Copy out each line that has "labels" in it.

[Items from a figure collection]
◇ ◇ ◇ ◇

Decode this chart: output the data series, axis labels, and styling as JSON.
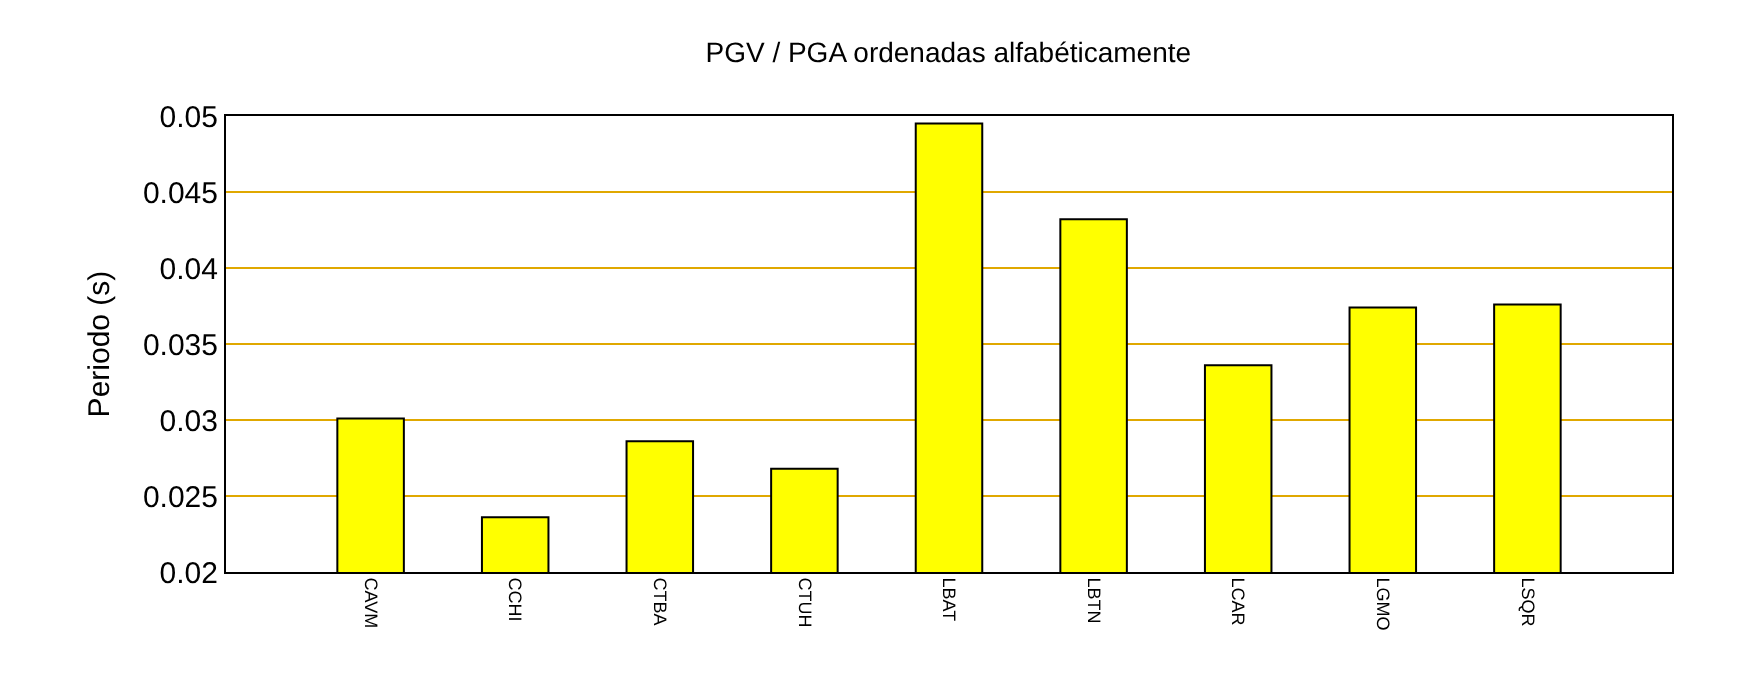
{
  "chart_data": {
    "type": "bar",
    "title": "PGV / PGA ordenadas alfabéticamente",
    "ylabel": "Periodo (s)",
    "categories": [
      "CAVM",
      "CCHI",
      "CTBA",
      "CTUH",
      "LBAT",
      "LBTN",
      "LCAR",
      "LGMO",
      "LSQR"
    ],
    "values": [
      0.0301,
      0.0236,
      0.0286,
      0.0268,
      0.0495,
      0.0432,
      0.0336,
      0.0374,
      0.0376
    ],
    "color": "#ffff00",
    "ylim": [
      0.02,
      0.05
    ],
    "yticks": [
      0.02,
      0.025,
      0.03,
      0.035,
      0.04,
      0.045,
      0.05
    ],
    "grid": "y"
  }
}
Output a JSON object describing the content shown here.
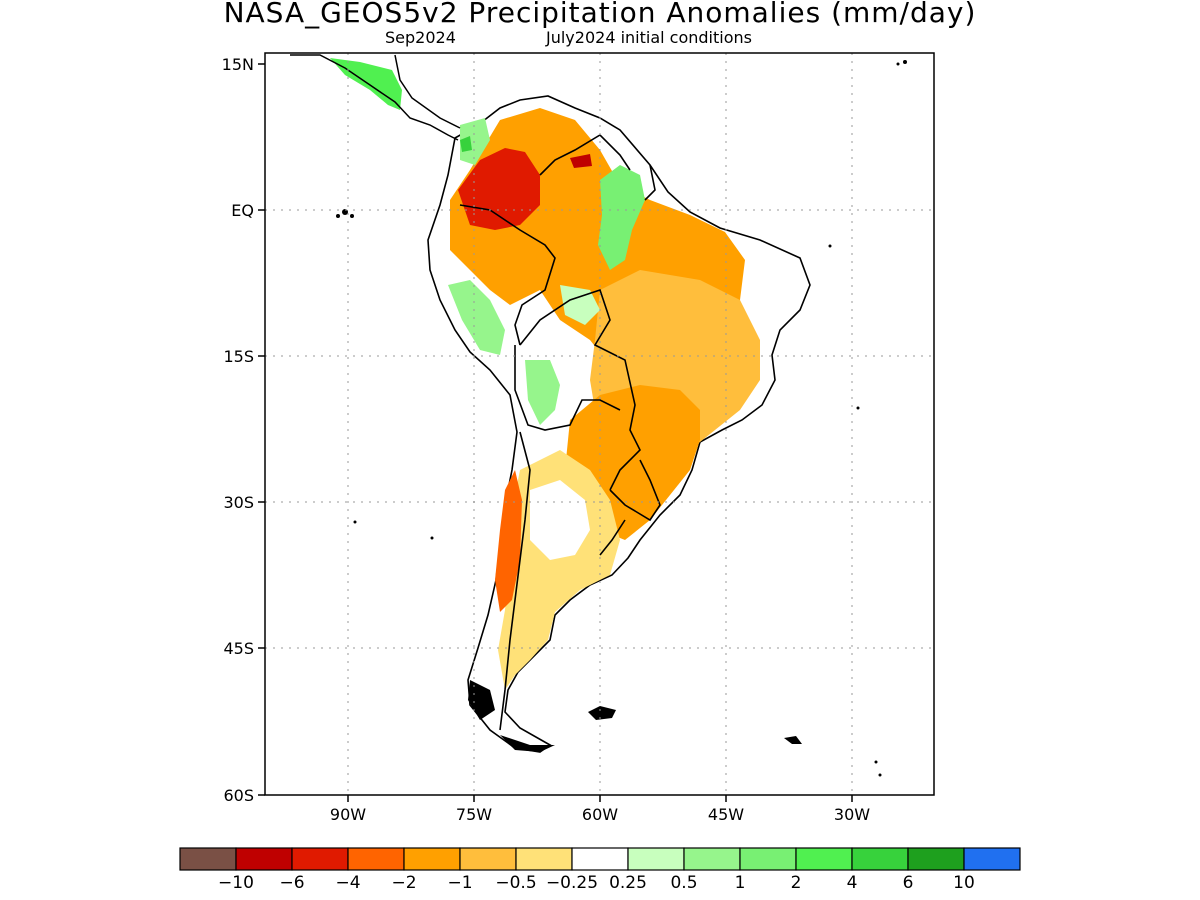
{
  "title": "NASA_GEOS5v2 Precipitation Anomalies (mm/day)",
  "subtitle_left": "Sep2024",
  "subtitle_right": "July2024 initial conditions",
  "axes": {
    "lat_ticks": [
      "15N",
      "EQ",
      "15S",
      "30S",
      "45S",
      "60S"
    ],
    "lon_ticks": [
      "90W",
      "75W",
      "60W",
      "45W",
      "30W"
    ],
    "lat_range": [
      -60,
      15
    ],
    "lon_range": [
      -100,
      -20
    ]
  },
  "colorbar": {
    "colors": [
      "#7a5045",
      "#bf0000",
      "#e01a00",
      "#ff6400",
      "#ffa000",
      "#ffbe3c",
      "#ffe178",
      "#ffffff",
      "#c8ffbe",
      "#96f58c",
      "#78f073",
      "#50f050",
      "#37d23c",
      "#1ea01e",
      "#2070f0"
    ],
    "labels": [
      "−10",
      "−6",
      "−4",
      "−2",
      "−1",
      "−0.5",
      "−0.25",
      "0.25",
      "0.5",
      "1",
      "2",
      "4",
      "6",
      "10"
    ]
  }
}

◇ ◇ ◇ ◇

## [Exercise solution]
Decode this chart: output the data series, axis labels, and styling as JSON.
    "labels": [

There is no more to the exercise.